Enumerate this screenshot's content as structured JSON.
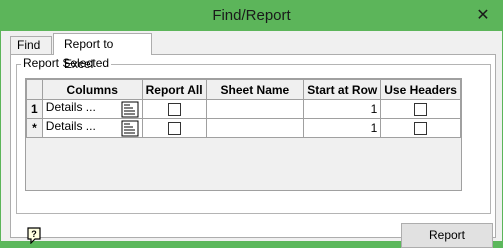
{
  "window": {
    "title": "Find/Report",
    "close_glyph": "✕"
  },
  "tabs": [
    {
      "label": "Find",
      "active": false
    },
    {
      "label": "Report to Excel",
      "active": true
    }
  ],
  "group": {
    "label": "Report Selected"
  },
  "grid": {
    "headers": [
      "",
      "Columns",
      "Report All",
      "Sheet Name",
      "Start at Row",
      "Use Headers"
    ],
    "rows": [
      {
        "row_header": "1",
        "columns": "Details ...",
        "report_all": false,
        "sheet_name": "",
        "start_at_row": "1",
        "use_headers": false
      },
      {
        "row_header": "*",
        "columns": "Details ...",
        "report_all": false,
        "sheet_name": "",
        "start_at_row": "1",
        "use_headers": false
      }
    ]
  },
  "footer": {
    "report_label": "Report",
    "help_icon": "help-icon"
  },
  "colors": {
    "titlebar": "#5cb55a",
    "client": "#f0f0f0",
    "panel": "#ffffff"
  }
}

(TASK BRIEF): Omit the images and transcribe all of the records above word for word.

(EXERCISE ANSWER):
Enumerate this screenshot's content as structured JSON.
{
  "window": {
    "title": "Find/Report",
    "close_glyph": "✕"
  },
  "tabs": [
    {
      "label": "Find",
      "active": false
    },
    {
      "label": "Report to Excel",
      "active": true
    }
  ],
  "group": {
    "label": "Report Selected"
  },
  "grid": {
    "headers": [
      "",
      "Columns",
      "Report All",
      "Sheet Name",
      "Start at Row",
      "Use Headers"
    ],
    "rows": [
      {
        "row_header": "1",
        "columns": "Details ...",
        "report_all": false,
        "sheet_name": "",
        "start_at_row": "1",
        "use_headers": false
      },
      {
        "row_header": "*",
        "columns": "Details ...",
        "report_all": false,
        "sheet_name": "",
        "start_at_row": "1",
        "use_headers": false
      }
    ]
  },
  "footer": {
    "report_label": "Report",
    "help_icon": "help-icon"
  },
  "colors": {
    "titlebar": "#5cb55a",
    "client": "#f0f0f0",
    "panel": "#ffffff"
  }
}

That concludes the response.